◆ Data entries
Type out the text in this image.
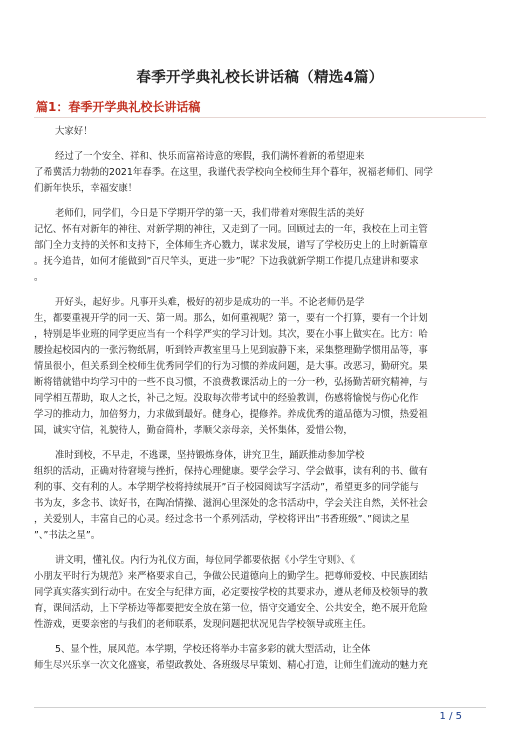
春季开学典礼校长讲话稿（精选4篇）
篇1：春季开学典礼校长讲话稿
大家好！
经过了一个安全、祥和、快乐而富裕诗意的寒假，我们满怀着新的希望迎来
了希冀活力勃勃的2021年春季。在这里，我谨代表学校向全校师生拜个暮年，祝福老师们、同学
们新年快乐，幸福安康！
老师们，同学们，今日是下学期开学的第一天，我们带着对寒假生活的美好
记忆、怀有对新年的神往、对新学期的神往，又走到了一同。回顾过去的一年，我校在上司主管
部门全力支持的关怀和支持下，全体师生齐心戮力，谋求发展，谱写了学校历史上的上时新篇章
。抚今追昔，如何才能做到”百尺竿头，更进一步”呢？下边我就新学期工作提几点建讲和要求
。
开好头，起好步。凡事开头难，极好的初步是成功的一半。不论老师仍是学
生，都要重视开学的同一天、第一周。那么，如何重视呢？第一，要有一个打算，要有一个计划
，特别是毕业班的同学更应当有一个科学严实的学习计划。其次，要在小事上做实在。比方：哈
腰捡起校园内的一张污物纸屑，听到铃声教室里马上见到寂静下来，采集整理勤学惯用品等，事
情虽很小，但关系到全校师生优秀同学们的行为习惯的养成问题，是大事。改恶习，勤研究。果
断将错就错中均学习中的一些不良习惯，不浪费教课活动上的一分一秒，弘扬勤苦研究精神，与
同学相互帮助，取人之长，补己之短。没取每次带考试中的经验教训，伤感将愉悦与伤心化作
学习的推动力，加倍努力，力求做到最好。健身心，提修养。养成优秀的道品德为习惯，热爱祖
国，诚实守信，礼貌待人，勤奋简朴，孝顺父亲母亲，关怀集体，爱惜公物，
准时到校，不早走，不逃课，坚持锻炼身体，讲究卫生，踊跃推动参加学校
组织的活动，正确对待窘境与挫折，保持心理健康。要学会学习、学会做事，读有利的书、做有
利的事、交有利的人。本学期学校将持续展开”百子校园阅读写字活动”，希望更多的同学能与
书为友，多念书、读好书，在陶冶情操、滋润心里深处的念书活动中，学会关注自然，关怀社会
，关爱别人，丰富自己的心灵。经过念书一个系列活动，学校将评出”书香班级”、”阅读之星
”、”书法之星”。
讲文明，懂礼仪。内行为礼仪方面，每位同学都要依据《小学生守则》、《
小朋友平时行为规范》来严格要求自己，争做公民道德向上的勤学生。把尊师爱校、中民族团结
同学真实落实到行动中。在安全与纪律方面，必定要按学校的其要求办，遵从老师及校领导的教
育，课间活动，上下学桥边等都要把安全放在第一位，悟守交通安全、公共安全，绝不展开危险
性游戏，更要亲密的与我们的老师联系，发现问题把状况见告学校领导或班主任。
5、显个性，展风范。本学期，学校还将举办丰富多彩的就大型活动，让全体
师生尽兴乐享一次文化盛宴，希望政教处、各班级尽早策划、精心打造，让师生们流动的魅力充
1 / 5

◆ PROBLEM DETAILS
Reproduce the material word for word. Any pictures should be left out of the copy.

◆ SOLVED EXERCISE
Type out the text in this image.
春季开学典礼校长讲话稿（精选4篇）
篇1：春季开学典礼校长讲话稿
大家好！
经过了一个安全、祥和、快乐而富裕诗意的寒假，我们满怀着新的希望迎来
了希冀活力勃勃的2021年春季。在这里，我谨代表学校向全校师生拜个暮年，祝福老师们、同学
们新年快乐，幸福安康！
老师们，同学们，今日是下学期开学的第一天，我们带着对寒假生活的美好
记忆、怀有对新年的神往、对新学期的神往，又走到了一同。回顾过去的一年，我校在上司主管
部门全力支持的关怀和支持下，全体师生齐心戮力，谋求发展，谱写了学校历史上的上时新篇章
。抚今追昔，如何才能做到”百尺竿头，更进一步”呢？下边我就新学期工作提几点建讲和要求
。
开好头，起好步。凡事开头难，极好的初步是成功的一半。不论老师仍是学
生，都要重视开学的同一天、第一周。那么，如何重视呢？第一，要有一个打算，要有一个计划
，特别是毕业班的同学更应当有一个科学严实的学习计划。其次，要在小事上做实在。比方：哈
腰捡起校园内的一张污物纸屑，听到铃声教室里马上见到寂静下来，采集整理勤学惯用品等，事
情虽很小，但关系到全校师生优秀同学们的行为习惯的养成问题，是大事。改恶习，勤研究。果
断将错就错中均学习中的一些不良习惯，不浪费教课活动上的一分一秒，弘扬勤苦研究精神，与
同学相互帮助，取人之长，补己之短。没取每次带考试中的经验教训，伤感将愉悦与伤心化作
学习的推动力，加倍努力，力求做到最好。健身心，提修养。养成优秀的道品德为习惯，热爱祖
国，诚实守信，礼貌待人，勤奋简朴，孝顺父亲母亲，关怀集体，爱惜公物，
准时到校，不早走，不逃课，坚持锻炼身体，讲究卫生，踊跃推动参加学校
组织的活动，正确对待窘境与挫折，保持心理健康。要学会学习、学会做事，读有利的书、做有
利的事、交有利的人。本学期学校将持续展开”百子校园阅读写字活动”，希望更多的同学能与
书为友，多念书、读好书，在陶冶情操、滋润心里深处的念书活动中，学会关注自然，关怀社会
，关爱别人，丰富自己的心灵。经过念书一个系列活动，学校将评出”书香班级”、”阅读之星
”、”书法之星”。
讲文明，懂礼仪。内行为礼仪方面，每位同学都要依据《小学生守则》、《
小朋友平时行为规范》来严格要求自己，争做公民道德向上的勤学生。把尊师爱校、中民族团结
同学真实落实到行动中。在安全与纪律方面，必定要按学校的其要求办，遵从老师及校领导的教
育，课间活动，上下学桥边等都要把安全放在第一位，悟守交通安全、公共安全，绝不展开危险
性游戏，更要亲密的与我们的老师联系，发现问题把状况见告学校领导或班主任。
5、显个性，展风范。本学期，学校还将举办丰富多彩的就大型活动，让全体
师生尽兴乐享一次文化盛宴，希望政教处、各班级尽早策划、精心打造，让师生们流动的魅力充
1 / 5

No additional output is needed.